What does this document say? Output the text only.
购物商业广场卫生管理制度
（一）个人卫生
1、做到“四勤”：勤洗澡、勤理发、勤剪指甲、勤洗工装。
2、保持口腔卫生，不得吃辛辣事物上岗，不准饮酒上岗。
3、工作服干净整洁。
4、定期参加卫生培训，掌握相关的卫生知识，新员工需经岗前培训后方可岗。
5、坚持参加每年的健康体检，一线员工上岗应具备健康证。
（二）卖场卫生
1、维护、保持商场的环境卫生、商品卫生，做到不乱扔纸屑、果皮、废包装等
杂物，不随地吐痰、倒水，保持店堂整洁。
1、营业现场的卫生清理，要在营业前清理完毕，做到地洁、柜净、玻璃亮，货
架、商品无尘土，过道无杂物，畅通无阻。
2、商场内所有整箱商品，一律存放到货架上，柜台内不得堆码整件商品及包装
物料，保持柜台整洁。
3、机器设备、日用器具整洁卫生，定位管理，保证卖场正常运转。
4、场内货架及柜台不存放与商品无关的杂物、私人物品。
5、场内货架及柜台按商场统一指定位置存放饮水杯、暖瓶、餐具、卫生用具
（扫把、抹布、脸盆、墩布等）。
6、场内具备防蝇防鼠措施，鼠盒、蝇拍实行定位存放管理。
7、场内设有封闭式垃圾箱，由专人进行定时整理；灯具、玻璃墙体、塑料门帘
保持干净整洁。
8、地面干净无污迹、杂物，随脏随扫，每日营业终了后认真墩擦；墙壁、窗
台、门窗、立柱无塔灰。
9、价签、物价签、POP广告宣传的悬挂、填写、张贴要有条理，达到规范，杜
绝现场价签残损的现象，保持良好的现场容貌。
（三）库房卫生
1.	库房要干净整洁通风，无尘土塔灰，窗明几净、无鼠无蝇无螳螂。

● **JOB**: Your task is to quote the listing above word for word.

● **FINISHED ANSWER**:
What does this document say? Output the text only.
购物商业广场卫生管理制度
（一）个人卫生
1、做到“四勤”：勤洗澡、勤理发、勤剪指甲、勤洗工装。
2、保持口腔卫生，不得吃辛辣事物上岗，不准饮酒上岗。
3、工作服干净整洁。
4、定期参加卫生培训，掌握相关的卫生知识，新员工需经岗前培训后方可岗。
5、坚持参加每年的健康体检，一线员工上岗应具备健康证。
（二）卖场卫生
1、维护、保持商场的环境卫生、商品卫生，做到不乱扔纸屑、果皮、废包装等
杂物，不随地吐痰、倒水，保持店堂整洁。
1、营业现场的卫生清理，要在营业前清理完毕，做到地洁、柜净、玻璃亮，货
架、商品无尘土，过道无杂物，畅通无阻。
2、商场内所有整箱商品，一律存放到货架上，柜台内不得堆码整件商品及包装
物料，保持柜台整洁。
3、机器设备、日用器具整洁卫生，定位管理，保证卖场正常运转。
4、场内货架及柜台不存放与商品无关的杂物、私人物品。
5、场内货架及柜台按商场统一指定位置存放饮水杯、暖瓶、餐具、卫生用具
（扫把、抹布、脸盆、墩布等）。
6、场内具备防蝇防鼠措施，鼠盒、蝇拍实行定位存放管理。
7、场内设有封闭式垃圾箱，由专人进行定时整理；灯具、玻璃墙体、塑料门帘
保持干净整洁。
8、地面干净无污迹、杂物，随脏随扫，每日营业终了后认真墩擦；墙壁、窗
台、门窗、立柱无塔灰。
9、价签、物价签、POP广告宣传的悬挂、填写、张贴要有条理，达到规范，杜
绝现场价签残损的现象，保持良好的现场容貌。
（三）库房卫生
1.	库房要干净整洁通风，无尘土塔灰，窗明几净、无鼠无蝇无螳螂。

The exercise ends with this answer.